PROMPT:
Output the entries verbatim, including every line.

INPUT DATA:
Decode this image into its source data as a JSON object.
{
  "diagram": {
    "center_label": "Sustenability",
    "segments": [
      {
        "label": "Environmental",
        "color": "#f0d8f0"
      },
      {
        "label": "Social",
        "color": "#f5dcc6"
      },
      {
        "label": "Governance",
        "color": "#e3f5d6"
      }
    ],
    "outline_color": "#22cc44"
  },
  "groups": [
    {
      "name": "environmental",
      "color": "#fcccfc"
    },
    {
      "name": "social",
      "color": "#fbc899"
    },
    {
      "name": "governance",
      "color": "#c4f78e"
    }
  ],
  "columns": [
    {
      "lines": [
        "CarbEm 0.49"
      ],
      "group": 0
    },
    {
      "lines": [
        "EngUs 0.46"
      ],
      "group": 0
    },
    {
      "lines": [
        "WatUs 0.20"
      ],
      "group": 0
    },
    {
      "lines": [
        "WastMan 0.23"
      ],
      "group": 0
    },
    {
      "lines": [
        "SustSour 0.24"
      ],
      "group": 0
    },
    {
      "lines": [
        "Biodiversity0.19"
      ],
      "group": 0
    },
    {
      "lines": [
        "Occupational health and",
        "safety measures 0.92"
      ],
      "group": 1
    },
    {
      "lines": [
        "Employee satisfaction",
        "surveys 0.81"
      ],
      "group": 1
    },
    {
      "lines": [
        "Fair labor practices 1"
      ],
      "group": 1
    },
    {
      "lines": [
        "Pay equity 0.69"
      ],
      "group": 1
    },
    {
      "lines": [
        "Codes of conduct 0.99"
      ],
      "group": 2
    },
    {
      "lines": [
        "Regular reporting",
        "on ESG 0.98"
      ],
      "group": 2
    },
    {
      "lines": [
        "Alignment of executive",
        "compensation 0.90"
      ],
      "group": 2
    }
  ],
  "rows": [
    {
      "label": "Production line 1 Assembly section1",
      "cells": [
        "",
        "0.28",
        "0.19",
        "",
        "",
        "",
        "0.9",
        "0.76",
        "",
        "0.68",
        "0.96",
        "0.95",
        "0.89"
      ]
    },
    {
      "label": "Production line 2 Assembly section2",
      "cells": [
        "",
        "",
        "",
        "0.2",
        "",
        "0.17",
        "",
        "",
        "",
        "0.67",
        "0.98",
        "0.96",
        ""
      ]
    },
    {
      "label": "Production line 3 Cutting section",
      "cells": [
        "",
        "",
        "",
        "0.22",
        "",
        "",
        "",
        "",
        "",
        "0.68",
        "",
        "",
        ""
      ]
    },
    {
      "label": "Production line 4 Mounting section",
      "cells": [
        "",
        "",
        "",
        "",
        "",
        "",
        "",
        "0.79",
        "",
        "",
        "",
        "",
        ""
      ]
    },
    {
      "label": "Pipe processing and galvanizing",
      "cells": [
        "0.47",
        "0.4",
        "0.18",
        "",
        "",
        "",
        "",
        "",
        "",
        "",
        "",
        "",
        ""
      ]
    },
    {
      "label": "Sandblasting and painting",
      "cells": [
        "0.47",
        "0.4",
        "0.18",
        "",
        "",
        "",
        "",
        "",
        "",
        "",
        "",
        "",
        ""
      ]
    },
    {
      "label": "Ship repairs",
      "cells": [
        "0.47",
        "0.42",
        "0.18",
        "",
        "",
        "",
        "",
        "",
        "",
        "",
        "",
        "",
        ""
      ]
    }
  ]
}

FINISHED ANSWER:
Decode this image into its source data as a JSON object.
{
  "diagram": {
    "center_label": "Sustenability",
    "segments": [
      {
        "label": "Environmental",
        "color": "#f0d8f0"
      },
      {
        "label": "Social",
        "color": "#f5dcc6"
      },
      {
        "label": "Governance",
        "color": "#e3f5d6"
      }
    ],
    "outline_color": "#22cc44"
  },
  "groups": [
    {
      "name": "environmental",
      "color": "#fcccfc"
    },
    {
      "name": "social",
      "color": "#fbc899"
    },
    {
      "name": "governance",
      "color": "#c4f78e"
    }
  ],
  "columns": [
    {
      "lines": [
        "CarbEm 0.49"
      ],
      "group": 0
    },
    {
      "lines": [
        "EngUs 0.46"
      ],
      "group": 0
    },
    {
      "lines": [
        "WatUs 0.20"
      ],
      "group": 0
    },
    {
      "lines": [
        "WastMan 0.23"
      ],
      "group": 0
    },
    {
      "lines": [
        "SustSour 0.24"
      ],
      "group": 0
    },
    {
      "lines": [
        "Biodiversity0.19"
      ],
      "group": 0
    },
    {
      "lines": [
        "Occupational health and",
        "safety measures 0.92"
      ],
      "group": 1
    },
    {
      "lines": [
        "Employee satisfaction",
        "surveys 0.81"
      ],
      "group": 1
    },
    {
      "lines": [
        "Fair labor practices 1"
      ],
      "group": 1
    },
    {
      "lines": [
        "Pay equity 0.69"
      ],
      "group": 1
    },
    {
      "lines": [
        "Codes of conduct 0.99"
      ],
      "group": 2
    },
    {
      "lines": [
        "Regular reporting",
        "on ESG 0.98"
      ],
      "group": 2
    },
    {
      "lines": [
        "Alignment of executive",
        "compensation 0.90"
      ],
      "group": 2
    }
  ],
  "rows": [
    {
      "label": "Production line 1 Assembly section1",
      "cells": [
        "",
        "0.28",
        "0.19",
        "",
        "",
        "",
        "0.9",
        "0.76",
        "",
        "0.68",
        "0.96",
        "0.95",
        "0.89"
      ]
    },
    {
      "label": "Production line 2 Assembly section2",
      "cells": [
        "",
        "",
        "",
        "0.2",
        "",
        "0.17",
        "",
        "",
        "",
        "0.67",
        "0.98",
        "0.96",
        ""
      ]
    },
    {
      "label": "Production line 3 Cutting section",
      "cells": [
        "",
        "",
        "",
        "0.22",
        "",
        "",
        "",
        "",
        "",
        "0.68",
        "",
        "",
        ""
      ]
    },
    {
      "label": "Production line 4 Mounting section",
      "cells": [
        "",
        "",
        "",
        "",
        "",
        "",
        "",
        "0.79",
        "",
        "",
        "",
        "",
        ""
      ]
    },
    {
      "label": "Pipe processing and galvanizing",
      "cells": [
        "0.47",
        "0.4",
        "0.18",
        "",
        "",
        "",
        "",
        "",
        "",
        "",
        "",
        "",
        ""
      ]
    },
    {
      "label": "Sandblasting and painting",
      "cells": [
        "0.47",
        "0.4",
        "0.18",
        "",
        "",
        "",
        "",
        "",
        "",
        "",
        "",
        "",
        ""
      ]
    },
    {
      "label": "Ship repairs",
      "cells": [
        "0.47",
        "0.42",
        "0.18",
        "",
        "",
        "",
        "",
        "",
        "",
        "",
        "",
        "",
        ""
      ]
    }
  ]
}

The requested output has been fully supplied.